PROBLEM DESCRIPTION: Locate each line containing the string "питания" and copy it out.

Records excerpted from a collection
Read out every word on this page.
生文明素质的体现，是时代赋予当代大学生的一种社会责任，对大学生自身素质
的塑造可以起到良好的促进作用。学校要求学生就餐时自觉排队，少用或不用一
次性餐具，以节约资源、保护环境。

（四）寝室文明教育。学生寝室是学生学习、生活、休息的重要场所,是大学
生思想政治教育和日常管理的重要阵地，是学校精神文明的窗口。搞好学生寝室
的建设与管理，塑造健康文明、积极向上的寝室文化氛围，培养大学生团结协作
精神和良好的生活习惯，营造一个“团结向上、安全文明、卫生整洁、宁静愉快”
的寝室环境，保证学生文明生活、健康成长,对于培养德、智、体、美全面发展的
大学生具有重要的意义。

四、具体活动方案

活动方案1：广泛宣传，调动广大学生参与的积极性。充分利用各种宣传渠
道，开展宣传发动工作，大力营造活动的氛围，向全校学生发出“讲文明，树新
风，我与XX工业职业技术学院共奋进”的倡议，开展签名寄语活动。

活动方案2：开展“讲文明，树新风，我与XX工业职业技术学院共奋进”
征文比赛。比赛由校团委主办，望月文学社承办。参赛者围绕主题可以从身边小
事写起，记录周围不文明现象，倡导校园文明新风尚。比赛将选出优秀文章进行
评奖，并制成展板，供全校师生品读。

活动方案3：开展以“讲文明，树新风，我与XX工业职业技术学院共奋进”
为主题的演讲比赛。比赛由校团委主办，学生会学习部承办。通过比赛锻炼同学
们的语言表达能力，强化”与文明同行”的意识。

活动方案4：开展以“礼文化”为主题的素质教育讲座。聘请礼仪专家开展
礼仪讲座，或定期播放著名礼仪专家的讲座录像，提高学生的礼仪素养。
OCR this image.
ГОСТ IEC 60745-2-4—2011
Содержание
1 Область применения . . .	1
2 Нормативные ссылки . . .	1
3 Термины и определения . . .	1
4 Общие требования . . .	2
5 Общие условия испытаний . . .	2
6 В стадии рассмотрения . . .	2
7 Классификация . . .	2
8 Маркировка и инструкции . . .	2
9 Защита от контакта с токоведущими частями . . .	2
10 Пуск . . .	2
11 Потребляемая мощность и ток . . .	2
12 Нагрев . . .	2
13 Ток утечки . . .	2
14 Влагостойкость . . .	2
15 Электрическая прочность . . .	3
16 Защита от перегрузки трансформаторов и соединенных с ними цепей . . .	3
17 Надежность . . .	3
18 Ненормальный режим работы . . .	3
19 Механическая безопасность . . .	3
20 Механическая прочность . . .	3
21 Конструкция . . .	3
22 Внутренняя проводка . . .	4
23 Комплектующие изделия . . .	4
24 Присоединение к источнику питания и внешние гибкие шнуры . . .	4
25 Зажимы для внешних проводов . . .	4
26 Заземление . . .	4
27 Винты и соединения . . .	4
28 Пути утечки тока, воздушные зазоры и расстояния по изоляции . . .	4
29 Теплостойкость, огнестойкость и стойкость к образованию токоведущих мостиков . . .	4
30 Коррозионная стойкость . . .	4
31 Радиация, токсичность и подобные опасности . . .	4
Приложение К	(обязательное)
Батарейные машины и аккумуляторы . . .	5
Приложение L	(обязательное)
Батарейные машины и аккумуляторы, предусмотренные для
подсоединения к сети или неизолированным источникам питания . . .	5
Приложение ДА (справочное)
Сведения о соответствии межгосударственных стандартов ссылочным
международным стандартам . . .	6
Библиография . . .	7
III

RESPONSE FOR THIS EXERCISE:
24 Присоединение к источнику питания и внешние гибкие шнуры . . .	4
подсоединения к сети или неизолированным источникам питания . . .	5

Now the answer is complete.